__Task details__
List each line of the data that holds the word "value".

__Raw records__
** BEGIN **
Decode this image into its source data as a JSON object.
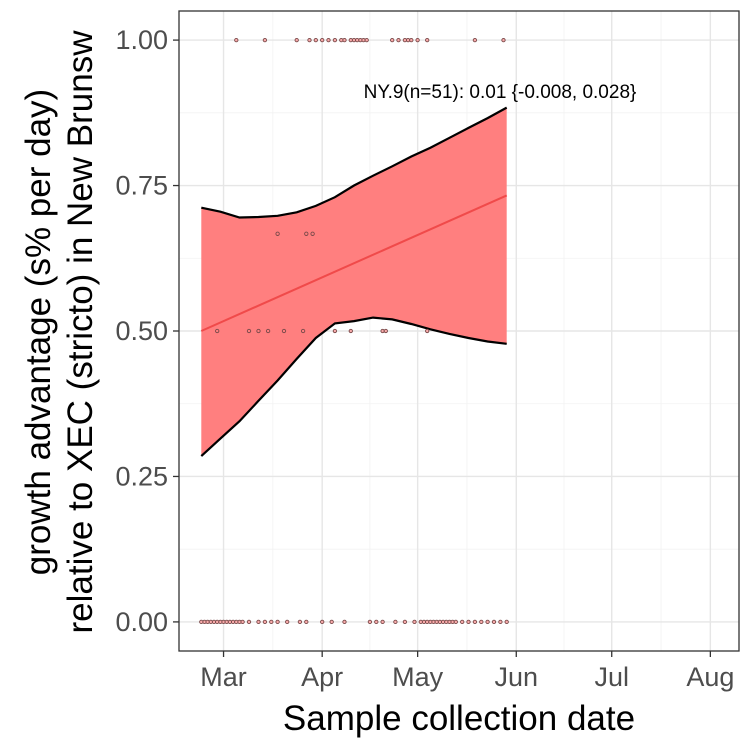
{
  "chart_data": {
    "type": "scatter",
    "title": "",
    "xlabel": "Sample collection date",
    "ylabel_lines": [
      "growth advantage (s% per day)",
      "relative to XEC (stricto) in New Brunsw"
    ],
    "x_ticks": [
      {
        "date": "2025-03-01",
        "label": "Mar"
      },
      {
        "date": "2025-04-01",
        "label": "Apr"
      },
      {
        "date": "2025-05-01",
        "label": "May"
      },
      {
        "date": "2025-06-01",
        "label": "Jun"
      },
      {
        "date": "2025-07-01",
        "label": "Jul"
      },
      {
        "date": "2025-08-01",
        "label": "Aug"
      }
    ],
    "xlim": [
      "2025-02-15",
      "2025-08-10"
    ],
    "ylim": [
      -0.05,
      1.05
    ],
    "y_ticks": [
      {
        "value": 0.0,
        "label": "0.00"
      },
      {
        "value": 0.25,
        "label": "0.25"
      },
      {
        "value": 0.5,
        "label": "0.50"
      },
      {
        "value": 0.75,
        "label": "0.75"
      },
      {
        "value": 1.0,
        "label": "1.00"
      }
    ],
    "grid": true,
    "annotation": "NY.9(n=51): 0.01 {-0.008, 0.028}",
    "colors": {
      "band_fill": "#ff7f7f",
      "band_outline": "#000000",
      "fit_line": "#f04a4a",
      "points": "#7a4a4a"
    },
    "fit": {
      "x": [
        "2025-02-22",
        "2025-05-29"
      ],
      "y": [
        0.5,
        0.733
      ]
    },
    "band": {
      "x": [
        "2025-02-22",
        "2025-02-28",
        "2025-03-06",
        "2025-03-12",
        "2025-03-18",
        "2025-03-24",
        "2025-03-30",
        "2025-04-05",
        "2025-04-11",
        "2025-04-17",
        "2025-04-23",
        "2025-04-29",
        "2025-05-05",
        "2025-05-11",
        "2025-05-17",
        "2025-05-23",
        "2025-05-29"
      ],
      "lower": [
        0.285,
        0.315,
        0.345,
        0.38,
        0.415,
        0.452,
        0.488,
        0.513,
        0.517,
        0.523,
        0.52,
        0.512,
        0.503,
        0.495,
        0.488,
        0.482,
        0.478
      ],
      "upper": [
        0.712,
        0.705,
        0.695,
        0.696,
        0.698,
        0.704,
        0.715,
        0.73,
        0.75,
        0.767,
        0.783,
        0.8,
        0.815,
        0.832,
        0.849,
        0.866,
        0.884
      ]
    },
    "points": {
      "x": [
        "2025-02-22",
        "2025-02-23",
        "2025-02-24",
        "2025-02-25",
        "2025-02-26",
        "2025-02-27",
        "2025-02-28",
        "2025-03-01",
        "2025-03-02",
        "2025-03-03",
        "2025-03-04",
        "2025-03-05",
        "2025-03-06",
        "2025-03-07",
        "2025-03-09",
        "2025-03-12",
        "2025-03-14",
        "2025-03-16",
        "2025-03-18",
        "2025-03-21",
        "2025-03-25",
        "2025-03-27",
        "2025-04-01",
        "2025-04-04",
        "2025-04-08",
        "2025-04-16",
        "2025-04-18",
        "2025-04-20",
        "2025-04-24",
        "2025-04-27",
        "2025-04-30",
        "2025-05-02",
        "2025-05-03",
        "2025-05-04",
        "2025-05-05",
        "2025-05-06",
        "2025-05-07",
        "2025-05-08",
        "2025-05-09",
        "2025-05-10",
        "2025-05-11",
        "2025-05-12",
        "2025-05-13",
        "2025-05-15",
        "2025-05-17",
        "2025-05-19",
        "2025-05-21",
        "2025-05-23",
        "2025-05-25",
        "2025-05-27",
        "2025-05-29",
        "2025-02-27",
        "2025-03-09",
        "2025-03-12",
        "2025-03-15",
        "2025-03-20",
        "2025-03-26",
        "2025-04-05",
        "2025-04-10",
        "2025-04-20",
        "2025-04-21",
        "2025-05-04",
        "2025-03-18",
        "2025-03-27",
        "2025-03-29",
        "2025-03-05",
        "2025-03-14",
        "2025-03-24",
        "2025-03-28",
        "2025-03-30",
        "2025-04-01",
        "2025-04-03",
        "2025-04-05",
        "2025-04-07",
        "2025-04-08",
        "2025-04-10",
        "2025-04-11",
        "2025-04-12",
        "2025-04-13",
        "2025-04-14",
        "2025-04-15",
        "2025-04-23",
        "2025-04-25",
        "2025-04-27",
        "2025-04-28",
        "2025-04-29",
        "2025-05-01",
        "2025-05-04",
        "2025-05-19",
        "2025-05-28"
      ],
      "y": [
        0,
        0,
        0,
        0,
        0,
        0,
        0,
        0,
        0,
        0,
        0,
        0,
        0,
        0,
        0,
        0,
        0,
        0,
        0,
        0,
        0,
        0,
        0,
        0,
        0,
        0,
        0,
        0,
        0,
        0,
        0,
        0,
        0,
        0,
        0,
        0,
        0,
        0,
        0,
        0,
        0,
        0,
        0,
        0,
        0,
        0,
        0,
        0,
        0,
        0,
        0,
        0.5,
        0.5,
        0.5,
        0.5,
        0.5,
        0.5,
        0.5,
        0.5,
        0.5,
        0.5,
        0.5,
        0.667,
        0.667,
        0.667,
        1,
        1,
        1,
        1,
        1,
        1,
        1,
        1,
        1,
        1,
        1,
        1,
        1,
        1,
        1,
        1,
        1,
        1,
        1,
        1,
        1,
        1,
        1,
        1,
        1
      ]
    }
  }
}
** END **
__Result of the exercise__
        "value": 0.0,
        "value": 0.25,
        "value": 0.5,
        "value": 0.75,
        "value": 1.0,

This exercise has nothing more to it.